==== ページ本文 ====

【紙面連動企画】硬式野球部・岡山学芸館対談 「仲間の存在は大きい」
硬式野球部には岡山学芸館高校出身の仲村竜(営2)、西村陸努(商2)、宇地原丈智(商1)、勝樂剛琉(法1)が所属する。岡山学芸館高校出身の4人に入部のきっかけや高校時代の思い出、今後の抱負を聞いた。また、岡山学芸館高校硬式野球部監督の佐藤貴博教諭に4人へのエールをいただいた。(聞き手:澁谷海衣・武藤亘輝)
※取材は12月上旬に行いました。
◆選手紹介
仲村竜(岡山学芸館②)
力強い直球が持ち味のパワーピッチャー。高校1年の夏に西村と甲子園に出場。駒澤大学入学後、怪我に悩まされ、リーグ戦デビューは2年春季リーグ戦の日大戦だった。その後2年秋には先発を経験し、先発、リリーフともに経験を積んだ。持ち味の直球はもちろん、長身から投げおろすフォークを武器に、来季は先発の柱を目指す。
西村陸努(岡山学芸館②)
マウンドでの度胸が光るクレーバーな好投手。高校1年の夏に仲村と甲子園に出場し、1試合に登板。3年次には主将をつとめた。駒澤大学入学後、1年の春季リーグ戦青学大2回戦で、2回を投げ、奪三振2、自責0の堂々のデビューを果たした。力強いストレートと、自身の持ち味であるキレのあるスライダーで、来季は投手陣の一角を担う存在に。

====

__課題 1__: ページ本文によると、仲村竜のリーグ戦デビューはどの試合でしたか。

==== データセット ====

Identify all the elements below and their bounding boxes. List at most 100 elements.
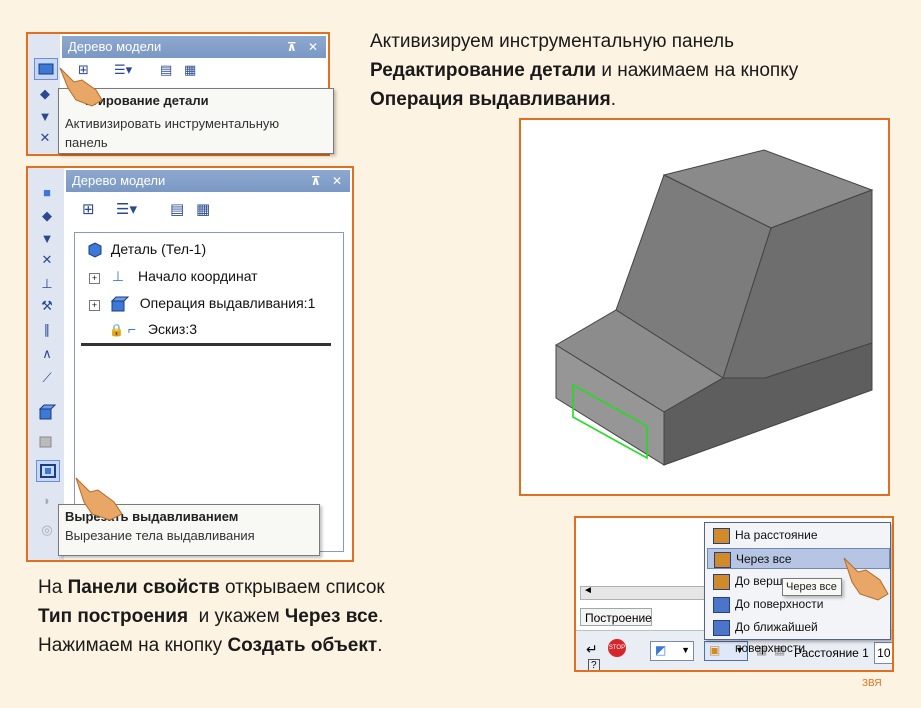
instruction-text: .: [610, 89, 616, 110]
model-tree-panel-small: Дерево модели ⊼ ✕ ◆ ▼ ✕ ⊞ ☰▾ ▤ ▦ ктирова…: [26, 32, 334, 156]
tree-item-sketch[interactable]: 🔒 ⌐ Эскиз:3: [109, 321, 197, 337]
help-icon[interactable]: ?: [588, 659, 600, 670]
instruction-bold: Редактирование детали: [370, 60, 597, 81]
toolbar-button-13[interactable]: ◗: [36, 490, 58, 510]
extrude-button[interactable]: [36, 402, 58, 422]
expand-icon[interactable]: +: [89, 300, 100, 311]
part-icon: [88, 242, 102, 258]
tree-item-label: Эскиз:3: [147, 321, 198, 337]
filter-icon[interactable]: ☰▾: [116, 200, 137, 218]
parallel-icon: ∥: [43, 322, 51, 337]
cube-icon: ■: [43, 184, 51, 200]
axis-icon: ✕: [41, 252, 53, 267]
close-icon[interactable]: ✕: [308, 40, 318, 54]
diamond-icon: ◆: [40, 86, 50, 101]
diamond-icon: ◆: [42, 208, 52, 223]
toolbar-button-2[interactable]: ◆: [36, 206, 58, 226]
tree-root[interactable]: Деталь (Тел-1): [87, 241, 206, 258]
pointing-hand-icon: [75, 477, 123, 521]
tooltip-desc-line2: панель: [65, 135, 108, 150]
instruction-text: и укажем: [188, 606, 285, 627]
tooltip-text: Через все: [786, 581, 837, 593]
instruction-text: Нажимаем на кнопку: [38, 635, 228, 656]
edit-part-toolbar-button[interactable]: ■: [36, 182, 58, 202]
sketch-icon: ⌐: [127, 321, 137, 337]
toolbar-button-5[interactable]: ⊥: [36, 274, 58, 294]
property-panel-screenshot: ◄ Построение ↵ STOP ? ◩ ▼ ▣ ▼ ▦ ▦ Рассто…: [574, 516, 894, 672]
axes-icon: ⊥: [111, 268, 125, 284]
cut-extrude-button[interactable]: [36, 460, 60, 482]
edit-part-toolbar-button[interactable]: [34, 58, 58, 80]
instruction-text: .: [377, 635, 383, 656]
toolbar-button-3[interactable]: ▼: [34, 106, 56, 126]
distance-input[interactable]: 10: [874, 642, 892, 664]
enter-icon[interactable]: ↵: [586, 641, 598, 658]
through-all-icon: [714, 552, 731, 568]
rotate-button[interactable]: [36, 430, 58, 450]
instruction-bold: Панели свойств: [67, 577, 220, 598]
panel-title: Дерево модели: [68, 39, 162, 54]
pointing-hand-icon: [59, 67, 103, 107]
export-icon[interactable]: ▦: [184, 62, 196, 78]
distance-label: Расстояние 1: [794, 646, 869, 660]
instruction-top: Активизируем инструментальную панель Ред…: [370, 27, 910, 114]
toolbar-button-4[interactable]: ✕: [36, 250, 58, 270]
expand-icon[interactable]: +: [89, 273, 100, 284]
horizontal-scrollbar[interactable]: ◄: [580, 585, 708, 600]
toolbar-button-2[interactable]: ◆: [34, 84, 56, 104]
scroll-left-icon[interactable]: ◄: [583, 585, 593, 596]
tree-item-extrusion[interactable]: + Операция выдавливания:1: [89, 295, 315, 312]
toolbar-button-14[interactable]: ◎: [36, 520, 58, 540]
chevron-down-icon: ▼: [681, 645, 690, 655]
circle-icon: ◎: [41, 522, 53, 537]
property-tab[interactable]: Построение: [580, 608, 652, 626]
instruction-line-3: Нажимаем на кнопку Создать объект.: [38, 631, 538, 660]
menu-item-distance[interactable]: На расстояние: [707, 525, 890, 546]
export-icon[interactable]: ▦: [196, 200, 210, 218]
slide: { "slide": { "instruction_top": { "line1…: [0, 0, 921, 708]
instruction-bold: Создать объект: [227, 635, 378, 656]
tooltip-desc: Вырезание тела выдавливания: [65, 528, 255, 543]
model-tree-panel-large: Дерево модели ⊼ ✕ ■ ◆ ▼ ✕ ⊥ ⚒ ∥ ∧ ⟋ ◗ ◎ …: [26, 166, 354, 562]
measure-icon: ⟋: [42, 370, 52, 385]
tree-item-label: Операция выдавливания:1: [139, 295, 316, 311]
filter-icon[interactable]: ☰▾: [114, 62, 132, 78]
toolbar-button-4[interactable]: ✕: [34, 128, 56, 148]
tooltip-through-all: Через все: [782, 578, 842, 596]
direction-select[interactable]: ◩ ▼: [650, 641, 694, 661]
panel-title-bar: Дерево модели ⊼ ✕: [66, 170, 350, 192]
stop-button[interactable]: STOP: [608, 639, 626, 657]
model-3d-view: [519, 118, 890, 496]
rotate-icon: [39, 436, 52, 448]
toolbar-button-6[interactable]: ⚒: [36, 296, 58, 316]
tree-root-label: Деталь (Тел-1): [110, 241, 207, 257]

====

__課題 2__: レコードのうち、「instruction-text: .: [610, 89, 616, 110]」を含む行から「rotate-button[interactable]: [36, 430, 58, 450]」を含む行までを、両端の行も含めて一字一句変えずに書き出してください。

__解答 1__: 2年春季リーグ戦の日大戦でした。

__解答 2__:
instruction-text: .: [610, 89, 616, 110]
model-tree-panel-small: Дерево модели ⊼ ✕ ◆ ▼ ✕ ⊞ ☰▾ ▤ ▦ ктирова…: [26, 32, 334, 156]
tree-item-sketch[interactable]: 🔒 ⌐ Эскиз:3: [109, 321, 197, 337]
help-icon[interactable]: ?: [588, 659, 600, 670]
instruction-bold: Редактирование детали: [370, 60, 597, 81]
toolbar-button-13[interactable]: ◗: [36, 490, 58, 510]
extrude-button[interactable]: [36, 402, 58, 422]
expand-icon[interactable]: +: [89, 300, 100, 311]
part-icon: [88, 242, 102, 258]
tree-item-label: Эскиз:3: [147, 321, 198, 337]
filter-icon[interactable]: ☰▾: [116, 200, 137, 218]
parallel-icon: ∥: [43, 322, 51, 337]
cube-icon: ■: [43, 184, 51, 200]
axis-icon: ✕: [41, 252, 53, 267]
close-icon[interactable]: ✕: [308, 40, 318, 54]
diamond-icon: ◆: [40, 86, 50, 101]
diamond-icon: ◆: [42, 208, 52, 223]
toolbar-button-2[interactable]: ◆: [36, 206, 58, 226]
tree-root[interactable]: Деталь (Тел-1): [87, 241, 206, 258]
pointing-hand-icon: [75, 477, 123, 521]
tooltip-desc-line2: панель: [65, 135, 108, 150]
instruction-text: и укажем: [188, 606, 285, 627]
tooltip-text: Через все: [786, 581, 837, 593]
instruction-text: Нажимаем на кнопку: [38, 635, 228, 656]
edit-part-toolbar-button[interactable]: ■: [36, 182, 58, 202]
sketch-icon: ⌐: [127, 321, 137, 337]
toolbar-button-5[interactable]: ⊥: [36, 274, 58, 294]
property-panel-screenshot: ◄ Построение ↵ STOP ? ◩ ▼ ▣ ▼ ▦ ▦ Рассто…: [574, 516, 894, 672]
axes-icon: ⊥: [111, 268, 125, 284]
cut-extrude-button[interactable]: [36, 460, 60, 482]
edit-part-toolbar-button[interactable]: [34, 58, 58, 80]
instruction-text: .: [377, 635, 383, 656]
toolbar-button-3[interactable]: ▼: [34, 106, 56, 126]
distance-input[interactable]: 10: [874, 642, 892, 664]
enter-icon[interactable]: ↵: [586, 641, 598, 658]
through-all-icon: [714, 552, 731, 568]
rotate-button[interactable]: [36, 430, 58, 450]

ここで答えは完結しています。